== Extracted information ==

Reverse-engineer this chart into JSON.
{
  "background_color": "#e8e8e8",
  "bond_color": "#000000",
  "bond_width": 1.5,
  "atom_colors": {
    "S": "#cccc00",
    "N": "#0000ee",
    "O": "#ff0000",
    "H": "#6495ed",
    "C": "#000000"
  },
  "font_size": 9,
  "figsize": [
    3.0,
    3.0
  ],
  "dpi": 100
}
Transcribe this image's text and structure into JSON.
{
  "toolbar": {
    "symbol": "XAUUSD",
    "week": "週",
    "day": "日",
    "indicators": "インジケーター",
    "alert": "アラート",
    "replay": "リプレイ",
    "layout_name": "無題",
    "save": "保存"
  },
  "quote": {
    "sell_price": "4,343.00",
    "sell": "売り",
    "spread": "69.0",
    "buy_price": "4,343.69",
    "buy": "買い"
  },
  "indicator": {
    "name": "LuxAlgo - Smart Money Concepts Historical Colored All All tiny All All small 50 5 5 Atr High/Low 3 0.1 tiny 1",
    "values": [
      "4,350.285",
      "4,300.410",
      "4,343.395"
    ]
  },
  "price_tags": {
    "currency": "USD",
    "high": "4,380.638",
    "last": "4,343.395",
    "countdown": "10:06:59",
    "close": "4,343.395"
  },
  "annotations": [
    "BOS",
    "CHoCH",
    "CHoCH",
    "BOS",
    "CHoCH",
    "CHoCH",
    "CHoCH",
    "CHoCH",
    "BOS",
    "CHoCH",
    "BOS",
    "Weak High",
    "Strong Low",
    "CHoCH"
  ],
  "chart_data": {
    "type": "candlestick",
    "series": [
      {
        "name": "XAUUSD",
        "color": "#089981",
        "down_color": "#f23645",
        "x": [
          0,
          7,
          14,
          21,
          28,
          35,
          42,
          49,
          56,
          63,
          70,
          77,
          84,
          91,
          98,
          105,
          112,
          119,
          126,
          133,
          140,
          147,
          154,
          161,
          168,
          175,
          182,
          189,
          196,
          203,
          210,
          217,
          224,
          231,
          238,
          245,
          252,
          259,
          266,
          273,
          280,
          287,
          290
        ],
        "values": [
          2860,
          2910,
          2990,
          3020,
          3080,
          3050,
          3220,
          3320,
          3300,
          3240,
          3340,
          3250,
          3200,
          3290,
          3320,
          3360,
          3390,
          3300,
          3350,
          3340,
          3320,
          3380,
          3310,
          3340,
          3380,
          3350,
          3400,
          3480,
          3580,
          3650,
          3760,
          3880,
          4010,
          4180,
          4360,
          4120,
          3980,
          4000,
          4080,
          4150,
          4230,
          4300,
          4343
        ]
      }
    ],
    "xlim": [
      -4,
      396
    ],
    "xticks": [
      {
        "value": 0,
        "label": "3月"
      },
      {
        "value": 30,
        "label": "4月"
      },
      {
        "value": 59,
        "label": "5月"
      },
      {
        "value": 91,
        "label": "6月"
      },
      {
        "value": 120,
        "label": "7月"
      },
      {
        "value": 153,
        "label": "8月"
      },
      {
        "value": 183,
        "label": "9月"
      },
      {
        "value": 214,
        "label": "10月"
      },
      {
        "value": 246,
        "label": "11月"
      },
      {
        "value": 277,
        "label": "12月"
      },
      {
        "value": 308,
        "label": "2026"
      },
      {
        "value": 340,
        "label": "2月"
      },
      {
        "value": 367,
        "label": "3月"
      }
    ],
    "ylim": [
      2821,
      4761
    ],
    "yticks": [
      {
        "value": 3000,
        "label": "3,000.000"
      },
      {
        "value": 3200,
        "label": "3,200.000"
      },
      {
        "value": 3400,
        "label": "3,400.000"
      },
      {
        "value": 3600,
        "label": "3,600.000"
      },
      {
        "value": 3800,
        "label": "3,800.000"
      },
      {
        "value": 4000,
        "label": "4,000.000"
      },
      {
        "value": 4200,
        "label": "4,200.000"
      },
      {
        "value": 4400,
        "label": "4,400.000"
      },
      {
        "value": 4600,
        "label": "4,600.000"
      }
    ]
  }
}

===
== Extracted information ==

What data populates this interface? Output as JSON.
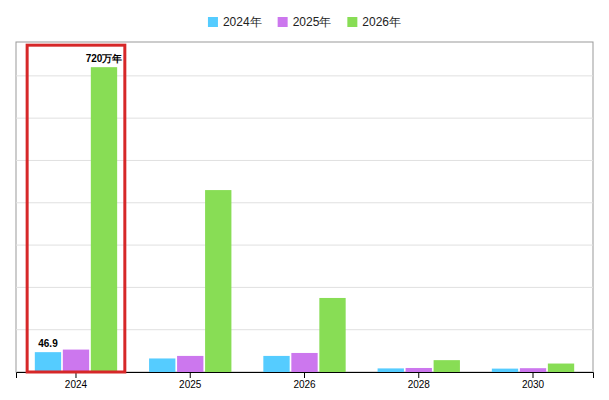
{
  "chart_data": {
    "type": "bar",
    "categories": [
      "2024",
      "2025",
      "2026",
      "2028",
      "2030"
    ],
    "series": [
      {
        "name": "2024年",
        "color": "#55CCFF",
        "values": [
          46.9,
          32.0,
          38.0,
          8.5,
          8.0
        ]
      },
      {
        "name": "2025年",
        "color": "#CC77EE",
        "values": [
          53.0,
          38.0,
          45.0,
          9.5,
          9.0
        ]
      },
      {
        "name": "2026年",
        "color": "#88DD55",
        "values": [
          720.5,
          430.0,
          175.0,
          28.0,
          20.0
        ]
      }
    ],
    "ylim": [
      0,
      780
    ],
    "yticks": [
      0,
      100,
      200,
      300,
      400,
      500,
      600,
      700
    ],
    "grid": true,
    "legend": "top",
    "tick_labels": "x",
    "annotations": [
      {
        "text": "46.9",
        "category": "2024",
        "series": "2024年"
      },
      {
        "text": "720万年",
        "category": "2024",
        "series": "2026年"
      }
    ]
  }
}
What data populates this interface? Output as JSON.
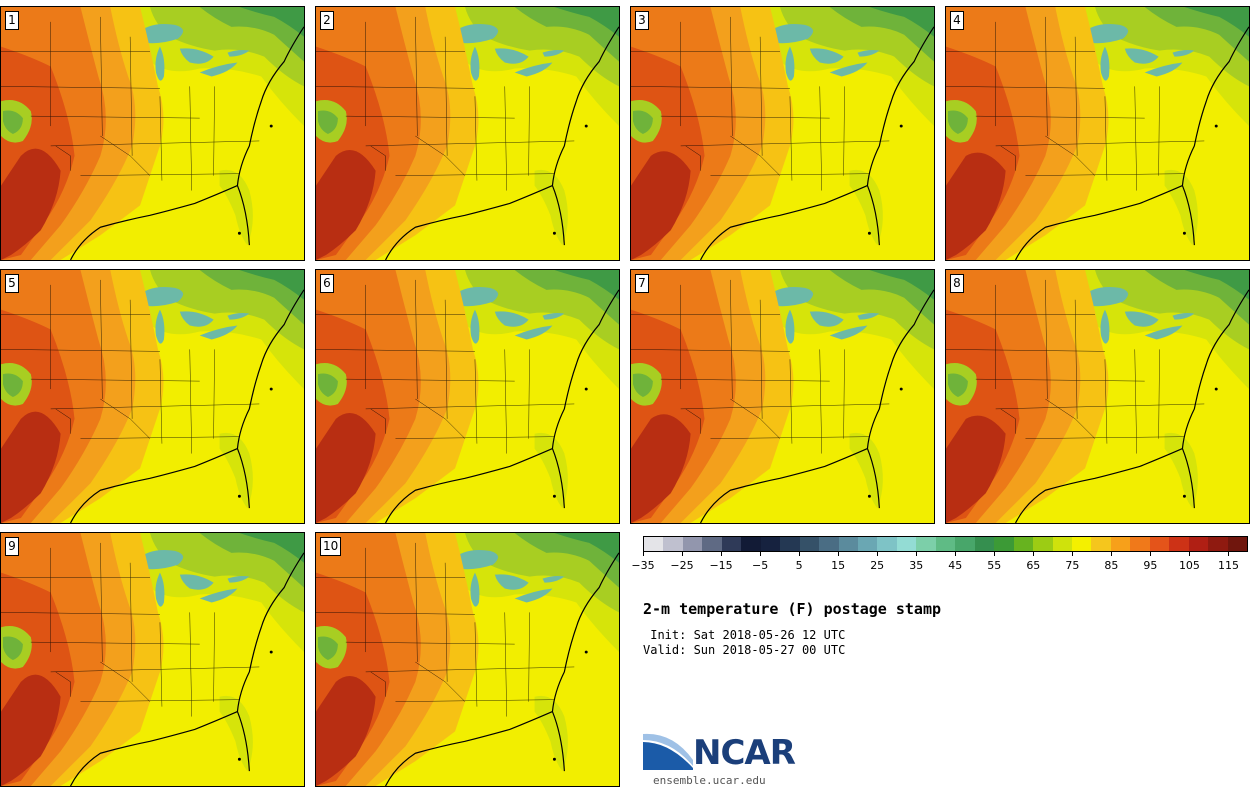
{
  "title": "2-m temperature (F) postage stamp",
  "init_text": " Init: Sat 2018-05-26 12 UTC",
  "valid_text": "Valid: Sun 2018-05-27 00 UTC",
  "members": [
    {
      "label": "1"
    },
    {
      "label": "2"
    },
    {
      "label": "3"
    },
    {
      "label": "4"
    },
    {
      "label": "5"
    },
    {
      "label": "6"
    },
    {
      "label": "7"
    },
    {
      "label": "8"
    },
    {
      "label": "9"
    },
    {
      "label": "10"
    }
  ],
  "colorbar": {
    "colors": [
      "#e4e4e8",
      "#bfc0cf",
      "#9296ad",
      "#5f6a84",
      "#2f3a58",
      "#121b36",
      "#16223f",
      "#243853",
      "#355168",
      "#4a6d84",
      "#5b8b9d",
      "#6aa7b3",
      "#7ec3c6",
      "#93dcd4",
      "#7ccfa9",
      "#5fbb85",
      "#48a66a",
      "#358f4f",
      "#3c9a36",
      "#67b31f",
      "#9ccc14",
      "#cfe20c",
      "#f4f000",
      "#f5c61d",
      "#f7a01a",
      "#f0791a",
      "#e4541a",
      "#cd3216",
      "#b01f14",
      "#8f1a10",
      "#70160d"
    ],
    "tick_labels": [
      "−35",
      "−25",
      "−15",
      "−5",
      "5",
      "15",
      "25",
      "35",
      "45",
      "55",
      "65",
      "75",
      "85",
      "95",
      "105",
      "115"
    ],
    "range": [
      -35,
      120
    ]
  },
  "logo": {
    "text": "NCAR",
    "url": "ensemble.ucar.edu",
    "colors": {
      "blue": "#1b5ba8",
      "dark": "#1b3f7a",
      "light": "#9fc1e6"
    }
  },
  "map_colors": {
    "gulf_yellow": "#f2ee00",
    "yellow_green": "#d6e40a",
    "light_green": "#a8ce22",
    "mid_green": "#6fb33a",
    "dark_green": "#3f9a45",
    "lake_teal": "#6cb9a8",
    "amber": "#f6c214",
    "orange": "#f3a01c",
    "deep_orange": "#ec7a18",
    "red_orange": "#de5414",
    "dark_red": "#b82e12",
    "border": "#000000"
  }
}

===

Go through the listing above and locate each line that holds the word "series". Copy those lines.

Task output
    "series": [
    "series": [
        "series": "2024年"
        "series": "2026年"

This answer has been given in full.